>> START

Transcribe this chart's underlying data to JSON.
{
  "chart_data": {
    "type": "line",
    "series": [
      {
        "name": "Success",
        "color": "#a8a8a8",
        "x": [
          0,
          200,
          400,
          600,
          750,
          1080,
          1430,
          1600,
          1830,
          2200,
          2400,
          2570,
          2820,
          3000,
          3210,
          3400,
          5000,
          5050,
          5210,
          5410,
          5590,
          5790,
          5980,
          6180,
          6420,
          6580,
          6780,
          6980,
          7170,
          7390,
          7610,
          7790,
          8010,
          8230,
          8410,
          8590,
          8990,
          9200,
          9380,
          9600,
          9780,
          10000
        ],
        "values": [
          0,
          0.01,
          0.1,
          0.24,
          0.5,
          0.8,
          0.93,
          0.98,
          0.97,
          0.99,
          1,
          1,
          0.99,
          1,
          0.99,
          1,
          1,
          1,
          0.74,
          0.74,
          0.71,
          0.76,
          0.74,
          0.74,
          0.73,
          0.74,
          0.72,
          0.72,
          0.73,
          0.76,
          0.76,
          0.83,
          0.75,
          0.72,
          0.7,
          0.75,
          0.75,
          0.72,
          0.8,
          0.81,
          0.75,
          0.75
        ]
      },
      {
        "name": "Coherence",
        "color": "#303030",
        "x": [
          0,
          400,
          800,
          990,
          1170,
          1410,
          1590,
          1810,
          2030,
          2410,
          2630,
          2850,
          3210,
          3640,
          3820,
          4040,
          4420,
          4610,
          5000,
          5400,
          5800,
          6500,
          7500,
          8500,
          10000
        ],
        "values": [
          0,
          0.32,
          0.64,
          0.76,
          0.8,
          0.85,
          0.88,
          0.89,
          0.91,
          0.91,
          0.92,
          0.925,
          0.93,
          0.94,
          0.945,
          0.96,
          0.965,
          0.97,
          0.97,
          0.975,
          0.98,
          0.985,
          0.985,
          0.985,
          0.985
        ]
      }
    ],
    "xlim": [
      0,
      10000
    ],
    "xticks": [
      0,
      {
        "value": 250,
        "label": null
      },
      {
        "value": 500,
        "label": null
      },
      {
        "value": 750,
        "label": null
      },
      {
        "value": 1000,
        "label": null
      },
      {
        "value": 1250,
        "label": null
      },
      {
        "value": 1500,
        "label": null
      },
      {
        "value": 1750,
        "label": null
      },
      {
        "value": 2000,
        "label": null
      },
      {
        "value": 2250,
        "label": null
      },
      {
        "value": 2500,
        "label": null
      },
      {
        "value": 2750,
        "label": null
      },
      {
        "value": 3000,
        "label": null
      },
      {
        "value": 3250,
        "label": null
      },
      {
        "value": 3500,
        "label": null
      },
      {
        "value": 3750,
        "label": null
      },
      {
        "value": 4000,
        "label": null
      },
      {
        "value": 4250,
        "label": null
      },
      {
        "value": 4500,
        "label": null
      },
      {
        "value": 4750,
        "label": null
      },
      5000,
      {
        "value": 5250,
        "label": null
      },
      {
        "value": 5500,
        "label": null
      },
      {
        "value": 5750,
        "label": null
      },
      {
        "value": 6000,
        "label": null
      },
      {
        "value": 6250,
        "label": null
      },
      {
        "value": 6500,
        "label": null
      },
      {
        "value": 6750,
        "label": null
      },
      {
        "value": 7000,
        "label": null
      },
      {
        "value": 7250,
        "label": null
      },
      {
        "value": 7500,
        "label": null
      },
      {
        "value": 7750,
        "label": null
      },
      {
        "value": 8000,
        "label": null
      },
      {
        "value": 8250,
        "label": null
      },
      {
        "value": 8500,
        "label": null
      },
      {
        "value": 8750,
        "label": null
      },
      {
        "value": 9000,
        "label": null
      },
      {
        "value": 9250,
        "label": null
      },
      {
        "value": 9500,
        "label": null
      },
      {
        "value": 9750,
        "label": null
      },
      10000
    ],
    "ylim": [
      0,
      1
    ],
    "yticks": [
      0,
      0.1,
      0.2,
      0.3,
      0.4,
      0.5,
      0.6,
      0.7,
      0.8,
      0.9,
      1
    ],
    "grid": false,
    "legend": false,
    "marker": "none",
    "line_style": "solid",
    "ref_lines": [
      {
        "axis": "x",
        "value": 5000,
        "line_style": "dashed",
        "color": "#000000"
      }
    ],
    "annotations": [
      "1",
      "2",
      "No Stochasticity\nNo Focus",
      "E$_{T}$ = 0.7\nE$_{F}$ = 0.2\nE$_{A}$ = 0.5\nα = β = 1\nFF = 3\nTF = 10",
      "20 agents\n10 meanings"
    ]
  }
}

>> END

*WHAT IS EXPECTED*:
Repeat the material above in full, exactly as it stands.

*THE SOLUTION*:
Transcribe this chart's underlying data to JSON.
{
  "chart_data": {
    "type": "line",
    "series": [
      {
        "name": "Success",
        "color": "#a8a8a8",
        "x": [
          0,
          200,
          400,
          600,
          750,
          1080,
          1430,
          1600,
          1830,
          2200,
          2400,
          2570,
          2820,
          3000,
          3210,
          3400,
          5000,
          5050,
          5210,
          5410,
          5590,
          5790,
          5980,
          6180,
          6420,
          6580,
          6780,
          6980,
          7170,
          7390,
          7610,
          7790,
          8010,
          8230,
          8410,
          8590,
          8990,
          9200,
          9380,
          9600,
          9780,
          10000
        ],
        "values": [
          0,
          0.01,
          0.1,
          0.24,
          0.5,
          0.8,
          0.93,
          0.98,
          0.97,
          0.99,
          1,
          1,
          0.99,
          1,
          0.99,
          1,
          1,
          1,
          0.74,
          0.74,
          0.71,
          0.76,
          0.74,
          0.74,
          0.73,
          0.74,
          0.72,
          0.72,
          0.73,
          0.76,
          0.76,
          0.83,
          0.75,
          0.72,
          0.7,
          0.75,
          0.75,
          0.72,
          0.8,
          0.81,
          0.75,
          0.75
        ]
      },
      {
        "name": "Coherence",
        "color": "#303030",
        "x": [
          0,
          400,
          800,
          990,
          1170,
          1410,
          1590,
          1810,
          2030,
          2410,
          2630,
          2850,
          3210,
          3640,
          3820,
          4040,
          4420,
          4610,
          5000,
          5400,
          5800,
          6500,
          7500,
          8500,
          10000
        ],
        "values": [
          0,
          0.32,
          0.64,
          0.76,
          0.8,
          0.85,
          0.88,
          0.89,
          0.91,
          0.91,
          0.92,
          0.925,
          0.93,
          0.94,
          0.945,
          0.96,
          0.965,
          0.97,
          0.97,
          0.975,
          0.98,
          0.985,
          0.985,
          0.985,
          0.985
        ]
      }
    ],
    "xlim": [
      0,
      10000
    ],
    "xticks": [
      0,
      {
        "value": 250,
        "label": null
      },
      {
        "value": 500,
        "label": null
      },
      {
        "value": 750,
        "label": null
      },
      {
        "value": 1000,
        "label": null
      },
      {
        "value": 1250,
        "label": null
      },
      {
        "value": 1500,
        "label": null
      },
      {
        "value": 1750,
        "label": null
      },
      {
        "value": 2000,
        "label": null
      },
      {
        "value": 2250,
        "label": null
      },
      {
        "value": 2500,
        "label": null
      },
      {
        "value": 2750,
        "label": null
      },
      {
        "value": 3000,
        "label": null
      },
      {
        "value": 3250,
        "label": null
      },
      {
        "value": 3500,
        "label": null
      },
      {
        "value": 3750,
        "label": null
      },
      {
        "value": 4000,
        "label": null
      },
      {
        "value": 4250,
        "label": null
      },
      {
        "value": 4500,
        "label": null
      },
      {
        "value": 4750,
        "label": null
      },
      5000,
      {
        "value": 5250,
        "label": null
      },
      {
        "value": 5500,
        "label": null
      },
      {
        "value": 5750,
        "label": null
      },
      {
        "value": 6000,
        "label": null
      },
      {
        "value": 6250,
        "label": null
      },
      {
        "value": 6500,
        "label": null
      },
      {
        "value": 6750,
        "label": null
      },
      {
        "value": 7000,
        "label": null
      },
      {
        "value": 7250,
        "label": null
      },
      {
        "value": 7500,
        "label": null
      },
      {
        "value": 7750,
        "label": null
      },
      {
        "value": 8000,
        "label": null
      },
      {
        "value": 8250,
        "label": null
      },
      {
        "value": 8500,
        "label": null
      },
      {
        "value": 8750,
        "label": null
      },
      {
        "value": 9000,
        "label": null
      },
      {
        "value": 9250,
        "label": null
      },
      {
        "value": 9500,
        "label": null
      },
      {
        "value": 9750,
        "label": null
      },
      10000
    ],
    "ylim": [
      0,
      1
    ],
    "yticks": [
      0,
      0.1,
      0.2,
      0.3,
      0.4,
      0.5,
      0.6,
      0.7,
      0.8,
      0.9,
      1
    ],
    "grid": false,
    "legend": false,
    "marker": "none",
    "line_style": "solid",
    "ref_lines": [
      {
        "axis": "x",
        "value": 5000,
        "line_style": "dashed",
        "color": "#000000"
      }
    ],
    "annotations": [
      "1",
      "2",
      "No Stochasticity\nNo Focus",
      "E$_{T}$ = 0.7\nE$_{F}$ = 0.2\nE$_{A}$ = 0.5\nα = β = 1\nFF = 3\nTF = 10",
      "20 agents\n10 meanings"
    ]
  }
}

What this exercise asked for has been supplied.